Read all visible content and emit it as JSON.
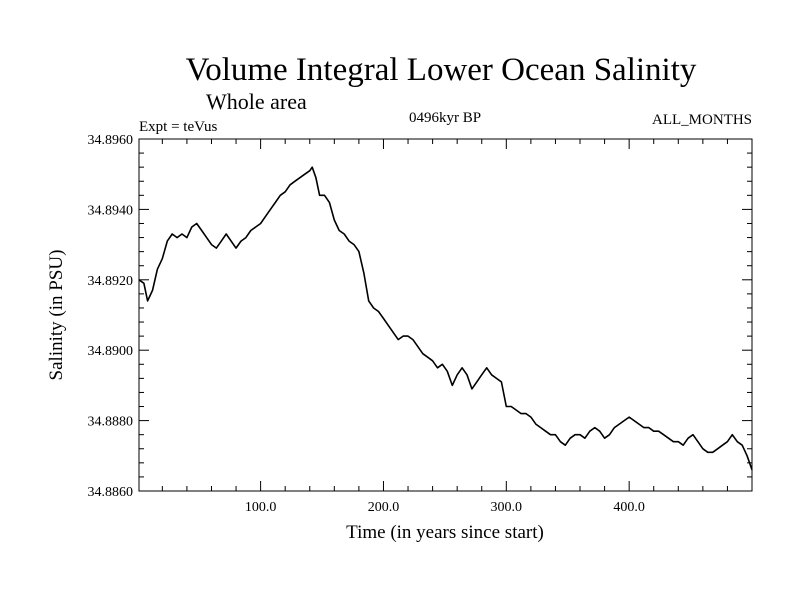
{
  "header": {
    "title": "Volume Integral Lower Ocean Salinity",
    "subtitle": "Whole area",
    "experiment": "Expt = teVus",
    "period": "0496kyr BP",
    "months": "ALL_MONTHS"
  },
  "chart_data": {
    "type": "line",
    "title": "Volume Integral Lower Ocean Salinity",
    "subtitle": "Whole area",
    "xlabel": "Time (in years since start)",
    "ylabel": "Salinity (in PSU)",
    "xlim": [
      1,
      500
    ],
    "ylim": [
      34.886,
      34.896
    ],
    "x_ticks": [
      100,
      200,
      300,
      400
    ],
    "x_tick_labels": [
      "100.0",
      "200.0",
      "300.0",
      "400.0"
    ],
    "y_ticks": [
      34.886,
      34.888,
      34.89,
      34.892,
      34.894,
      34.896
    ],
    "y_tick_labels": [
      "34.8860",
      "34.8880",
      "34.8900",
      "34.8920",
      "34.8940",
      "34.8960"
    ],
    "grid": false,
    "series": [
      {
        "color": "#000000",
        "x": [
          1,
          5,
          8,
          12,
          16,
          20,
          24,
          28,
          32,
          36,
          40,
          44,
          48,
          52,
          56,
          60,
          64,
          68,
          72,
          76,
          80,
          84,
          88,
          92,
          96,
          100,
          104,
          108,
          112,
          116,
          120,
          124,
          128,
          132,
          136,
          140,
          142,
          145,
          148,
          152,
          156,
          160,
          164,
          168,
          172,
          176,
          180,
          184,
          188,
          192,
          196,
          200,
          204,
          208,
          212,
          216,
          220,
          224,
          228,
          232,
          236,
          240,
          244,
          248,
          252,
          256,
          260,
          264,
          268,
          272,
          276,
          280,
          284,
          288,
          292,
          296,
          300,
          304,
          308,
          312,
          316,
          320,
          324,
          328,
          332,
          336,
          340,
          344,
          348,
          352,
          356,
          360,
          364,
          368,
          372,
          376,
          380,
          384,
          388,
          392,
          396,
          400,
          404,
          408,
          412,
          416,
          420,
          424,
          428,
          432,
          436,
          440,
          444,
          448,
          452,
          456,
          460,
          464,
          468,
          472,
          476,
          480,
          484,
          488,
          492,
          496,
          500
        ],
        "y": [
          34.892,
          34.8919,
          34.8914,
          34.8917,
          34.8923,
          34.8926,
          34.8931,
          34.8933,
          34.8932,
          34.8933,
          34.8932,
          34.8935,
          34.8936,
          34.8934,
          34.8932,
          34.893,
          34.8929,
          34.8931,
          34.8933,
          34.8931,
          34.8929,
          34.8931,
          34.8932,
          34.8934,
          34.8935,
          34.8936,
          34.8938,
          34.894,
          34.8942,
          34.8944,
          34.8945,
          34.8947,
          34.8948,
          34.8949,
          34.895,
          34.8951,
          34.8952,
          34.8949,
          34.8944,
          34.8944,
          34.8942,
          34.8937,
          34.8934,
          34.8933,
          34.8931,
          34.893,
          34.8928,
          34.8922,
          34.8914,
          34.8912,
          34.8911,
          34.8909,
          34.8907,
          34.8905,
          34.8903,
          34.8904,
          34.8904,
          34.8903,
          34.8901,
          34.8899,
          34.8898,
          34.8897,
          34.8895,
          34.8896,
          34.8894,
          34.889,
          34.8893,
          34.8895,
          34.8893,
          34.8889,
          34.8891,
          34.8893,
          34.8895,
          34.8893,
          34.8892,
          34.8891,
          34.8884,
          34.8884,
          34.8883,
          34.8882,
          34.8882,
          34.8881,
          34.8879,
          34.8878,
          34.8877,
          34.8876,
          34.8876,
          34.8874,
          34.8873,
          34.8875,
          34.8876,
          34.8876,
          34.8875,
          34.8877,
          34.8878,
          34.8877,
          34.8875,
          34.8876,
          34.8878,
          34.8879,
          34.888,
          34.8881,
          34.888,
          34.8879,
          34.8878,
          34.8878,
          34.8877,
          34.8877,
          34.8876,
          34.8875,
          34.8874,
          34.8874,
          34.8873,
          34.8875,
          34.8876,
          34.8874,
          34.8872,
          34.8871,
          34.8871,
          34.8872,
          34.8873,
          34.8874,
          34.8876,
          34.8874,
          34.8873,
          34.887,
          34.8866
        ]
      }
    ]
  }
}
○ ○ ○
Problem: Leave out the pictures and reproduce the rest of the listing exactly.

Written response:
Read all visible content and emit it as JSON.
{
  "header": {
    "title": "Volume Integral Lower Ocean Salinity",
    "subtitle": "Whole area",
    "experiment": "Expt = teVus",
    "period": "0496kyr BP",
    "months": "ALL_MONTHS"
  },
  "chart_data": {
    "type": "line",
    "title": "Volume Integral Lower Ocean Salinity",
    "subtitle": "Whole area",
    "xlabel": "Time (in years since start)",
    "ylabel": "Salinity (in PSU)",
    "xlim": [
      1,
      500
    ],
    "ylim": [
      34.886,
      34.896
    ],
    "x_ticks": [
      100,
      200,
      300,
      400
    ],
    "x_tick_labels": [
      "100.0",
      "200.0",
      "300.0",
      "400.0"
    ],
    "y_ticks": [
      34.886,
      34.888,
      34.89,
      34.892,
      34.894,
      34.896
    ],
    "y_tick_labels": [
      "34.8860",
      "34.8880",
      "34.8900",
      "34.8920",
      "34.8940",
      "34.8960"
    ],
    "grid": false,
    "series": [
      {
        "color": "#000000",
        "x": [
          1,
          5,
          8,
          12,
          16,
          20,
          24,
          28,
          32,
          36,
          40,
          44,
          48,
          52,
          56,
          60,
          64,
          68,
          72,
          76,
          80,
          84,
          88,
          92,
          96,
          100,
          104,
          108,
          112,
          116,
          120,
          124,
          128,
          132,
          136,
          140,
          142,
          145,
          148,
          152,
          156,
          160,
          164,
          168,
          172,
          176,
          180,
          184,
          188,
          192,
          196,
          200,
          204,
          208,
          212,
          216,
          220,
          224,
          228,
          232,
          236,
          240,
          244,
          248,
          252,
          256,
          260,
          264,
          268,
          272,
          276,
          280,
          284,
          288,
          292,
          296,
          300,
          304,
          308,
          312,
          316,
          320,
          324,
          328,
          332,
          336,
          340,
          344,
          348,
          352,
          356,
          360,
          364,
          368,
          372,
          376,
          380,
          384,
          388,
          392,
          396,
          400,
          404,
          408,
          412,
          416,
          420,
          424,
          428,
          432,
          436,
          440,
          444,
          448,
          452,
          456,
          460,
          464,
          468,
          472,
          476,
          480,
          484,
          488,
          492,
          496,
          500
        ],
        "y": [
          34.892,
          34.8919,
          34.8914,
          34.8917,
          34.8923,
          34.8926,
          34.8931,
          34.8933,
          34.8932,
          34.8933,
          34.8932,
          34.8935,
          34.8936,
          34.8934,
          34.8932,
          34.893,
          34.8929,
          34.8931,
          34.8933,
          34.8931,
          34.8929,
          34.8931,
          34.8932,
          34.8934,
          34.8935,
          34.8936,
          34.8938,
          34.894,
          34.8942,
          34.8944,
          34.8945,
          34.8947,
          34.8948,
          34.8949,
          34.895,
          34.8951,
          34.8952,
          34.8949,
          34.8944,
          34.8944,
          34.8942,
          34.8937,
          34.8934,
          34.8933,
          34.8931,
          34.893,
          34.8928,
          34.8922,
          34.8914,
          34.8912,
          34.8911,
          34.8909,
          34.8907,
          34.8905,
          34.8903,
          34.8904,
          34.8904,
          34.8903,
          34.8901,
          34.8899,
          34.8898,
          34.8897,
          34.8895,
          34.8896,
          34.8894,
          34.889,
          34.8893,
          34.8895,
          34.8893,
          34.8889,
          34.8891,
          34.8893,
          34.8895,
          34.8893,
          34.8892,
          34.8891,
          34.8884,
          34.8884,
          34.8883,
          34.8882,
          34.8882,
          34.8881,
          34.8879,
          34.8878,
          34.8877,
          34.8876,
          34.8876,
          34.8874,
          34.8873,
          34.8875,
          34.8876,
          34.8876,
          34.8875,
          34.8877,
          34.8878,
          34.8877,
          34.8875,
          34.8876,
          34.8878,
          34.8879,
          34.888,
          34.8881,
          34.888,
          34.8879,
          34.8878,
          34.8878,
          34.8877,
          34.8877,
          34.8876,
          34.8875,
          34.8874,
          34.8874,
          34.8873,
          34.8875,
          34.8876,
          34.8874,
          34.8872,
          34.8871,
          34.8871,
          34.8872,
          34.8873,
          34.8874,
          34.8876,
          34.8874,
          34.8873,
          34.887,
          34.8866
        ]
      }
    ]
  }
}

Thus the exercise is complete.